Which lines hold the word "active"? Copy each of them from the material.
•••••
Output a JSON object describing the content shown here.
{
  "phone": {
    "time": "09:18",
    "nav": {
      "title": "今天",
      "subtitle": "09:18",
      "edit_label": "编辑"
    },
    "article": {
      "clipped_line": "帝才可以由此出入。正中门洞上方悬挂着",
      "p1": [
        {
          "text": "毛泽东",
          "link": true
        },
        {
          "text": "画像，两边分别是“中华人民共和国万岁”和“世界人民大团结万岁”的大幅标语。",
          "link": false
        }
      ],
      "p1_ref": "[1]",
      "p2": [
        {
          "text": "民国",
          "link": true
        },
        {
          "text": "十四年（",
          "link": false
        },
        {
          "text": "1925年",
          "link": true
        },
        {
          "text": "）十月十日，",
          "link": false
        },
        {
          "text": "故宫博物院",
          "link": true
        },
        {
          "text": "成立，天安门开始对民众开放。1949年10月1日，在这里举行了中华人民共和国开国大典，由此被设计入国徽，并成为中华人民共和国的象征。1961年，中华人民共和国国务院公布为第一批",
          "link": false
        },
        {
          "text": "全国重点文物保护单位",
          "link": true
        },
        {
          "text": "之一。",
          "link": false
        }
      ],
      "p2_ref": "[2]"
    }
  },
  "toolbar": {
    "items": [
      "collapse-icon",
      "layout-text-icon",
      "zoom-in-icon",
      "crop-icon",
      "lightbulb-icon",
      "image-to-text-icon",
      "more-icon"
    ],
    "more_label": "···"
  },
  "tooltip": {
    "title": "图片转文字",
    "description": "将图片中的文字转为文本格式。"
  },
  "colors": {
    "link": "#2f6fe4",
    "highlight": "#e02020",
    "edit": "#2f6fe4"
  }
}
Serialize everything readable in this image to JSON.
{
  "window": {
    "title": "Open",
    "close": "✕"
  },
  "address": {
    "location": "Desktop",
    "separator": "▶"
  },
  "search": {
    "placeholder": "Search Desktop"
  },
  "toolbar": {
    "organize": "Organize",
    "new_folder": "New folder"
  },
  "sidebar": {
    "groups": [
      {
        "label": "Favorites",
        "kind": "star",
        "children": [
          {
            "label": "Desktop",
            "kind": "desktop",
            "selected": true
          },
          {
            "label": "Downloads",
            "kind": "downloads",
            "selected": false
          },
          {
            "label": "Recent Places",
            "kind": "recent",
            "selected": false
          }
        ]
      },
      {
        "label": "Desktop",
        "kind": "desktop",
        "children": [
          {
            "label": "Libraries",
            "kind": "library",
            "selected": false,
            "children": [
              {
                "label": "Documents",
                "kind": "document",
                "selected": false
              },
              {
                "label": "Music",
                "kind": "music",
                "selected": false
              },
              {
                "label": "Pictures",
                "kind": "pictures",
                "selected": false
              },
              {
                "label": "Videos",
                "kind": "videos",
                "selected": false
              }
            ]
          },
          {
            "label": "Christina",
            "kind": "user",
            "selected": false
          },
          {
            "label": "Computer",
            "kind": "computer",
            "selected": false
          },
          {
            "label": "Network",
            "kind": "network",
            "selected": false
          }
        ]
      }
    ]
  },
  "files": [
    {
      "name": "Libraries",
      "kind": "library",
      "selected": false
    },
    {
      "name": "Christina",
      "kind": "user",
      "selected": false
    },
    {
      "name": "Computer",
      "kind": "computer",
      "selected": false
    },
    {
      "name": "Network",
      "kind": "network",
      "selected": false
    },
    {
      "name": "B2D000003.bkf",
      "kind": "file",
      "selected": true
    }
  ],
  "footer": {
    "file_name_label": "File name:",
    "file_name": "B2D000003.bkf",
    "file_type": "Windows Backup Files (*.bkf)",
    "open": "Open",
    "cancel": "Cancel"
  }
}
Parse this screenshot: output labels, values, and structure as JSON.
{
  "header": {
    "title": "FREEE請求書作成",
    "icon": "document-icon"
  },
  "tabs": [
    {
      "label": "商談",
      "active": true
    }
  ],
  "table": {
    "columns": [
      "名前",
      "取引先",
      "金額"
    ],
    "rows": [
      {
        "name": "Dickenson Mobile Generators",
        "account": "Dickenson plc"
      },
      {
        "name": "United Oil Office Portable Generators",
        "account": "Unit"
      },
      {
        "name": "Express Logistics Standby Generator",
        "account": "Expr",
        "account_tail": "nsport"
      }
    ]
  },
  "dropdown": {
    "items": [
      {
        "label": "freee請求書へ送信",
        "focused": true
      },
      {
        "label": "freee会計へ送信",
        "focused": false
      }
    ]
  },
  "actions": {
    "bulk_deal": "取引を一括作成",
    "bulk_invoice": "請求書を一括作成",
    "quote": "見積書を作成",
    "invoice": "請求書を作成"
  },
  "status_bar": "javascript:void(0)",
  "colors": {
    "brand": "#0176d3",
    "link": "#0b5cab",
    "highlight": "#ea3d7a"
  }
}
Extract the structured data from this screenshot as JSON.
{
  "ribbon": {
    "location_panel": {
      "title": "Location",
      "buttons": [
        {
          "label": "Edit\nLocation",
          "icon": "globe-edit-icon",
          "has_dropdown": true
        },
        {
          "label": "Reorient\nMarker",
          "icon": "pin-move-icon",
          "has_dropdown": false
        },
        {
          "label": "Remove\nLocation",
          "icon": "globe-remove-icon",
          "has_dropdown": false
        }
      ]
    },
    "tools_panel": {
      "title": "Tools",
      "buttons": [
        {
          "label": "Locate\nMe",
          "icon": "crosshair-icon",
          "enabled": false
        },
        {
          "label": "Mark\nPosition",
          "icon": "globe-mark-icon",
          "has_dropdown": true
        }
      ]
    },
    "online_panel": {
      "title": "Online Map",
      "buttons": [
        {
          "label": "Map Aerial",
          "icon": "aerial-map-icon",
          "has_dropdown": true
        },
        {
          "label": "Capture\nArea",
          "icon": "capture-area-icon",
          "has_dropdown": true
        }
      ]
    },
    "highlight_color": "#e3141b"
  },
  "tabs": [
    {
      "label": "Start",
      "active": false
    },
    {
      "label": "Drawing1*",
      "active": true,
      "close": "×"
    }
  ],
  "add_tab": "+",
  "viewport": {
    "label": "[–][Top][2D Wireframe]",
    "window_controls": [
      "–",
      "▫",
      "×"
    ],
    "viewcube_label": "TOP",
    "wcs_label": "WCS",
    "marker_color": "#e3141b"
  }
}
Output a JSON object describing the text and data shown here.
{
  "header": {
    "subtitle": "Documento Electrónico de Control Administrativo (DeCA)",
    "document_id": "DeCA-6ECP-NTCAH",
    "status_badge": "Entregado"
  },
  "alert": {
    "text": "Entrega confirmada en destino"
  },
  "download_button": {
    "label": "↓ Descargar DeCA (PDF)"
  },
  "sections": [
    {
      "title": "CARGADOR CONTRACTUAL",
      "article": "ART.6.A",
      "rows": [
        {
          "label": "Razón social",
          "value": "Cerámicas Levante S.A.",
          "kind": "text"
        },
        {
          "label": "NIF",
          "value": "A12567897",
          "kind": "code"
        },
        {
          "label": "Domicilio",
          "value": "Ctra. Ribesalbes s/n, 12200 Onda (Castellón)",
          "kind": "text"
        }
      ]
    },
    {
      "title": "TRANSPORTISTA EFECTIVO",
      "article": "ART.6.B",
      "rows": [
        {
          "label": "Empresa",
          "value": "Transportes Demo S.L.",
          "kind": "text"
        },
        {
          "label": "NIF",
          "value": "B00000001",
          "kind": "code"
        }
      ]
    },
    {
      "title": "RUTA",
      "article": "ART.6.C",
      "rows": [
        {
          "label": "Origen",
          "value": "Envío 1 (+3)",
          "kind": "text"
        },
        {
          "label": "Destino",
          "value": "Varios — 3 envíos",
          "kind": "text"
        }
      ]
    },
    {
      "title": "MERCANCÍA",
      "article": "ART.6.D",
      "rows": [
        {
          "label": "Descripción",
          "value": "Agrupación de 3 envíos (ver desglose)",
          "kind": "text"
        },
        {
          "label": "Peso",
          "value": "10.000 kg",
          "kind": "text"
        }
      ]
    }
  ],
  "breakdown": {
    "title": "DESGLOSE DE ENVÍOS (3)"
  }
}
•••••
- _Problem solution_
      "active": true
      "active": false
      "active": true,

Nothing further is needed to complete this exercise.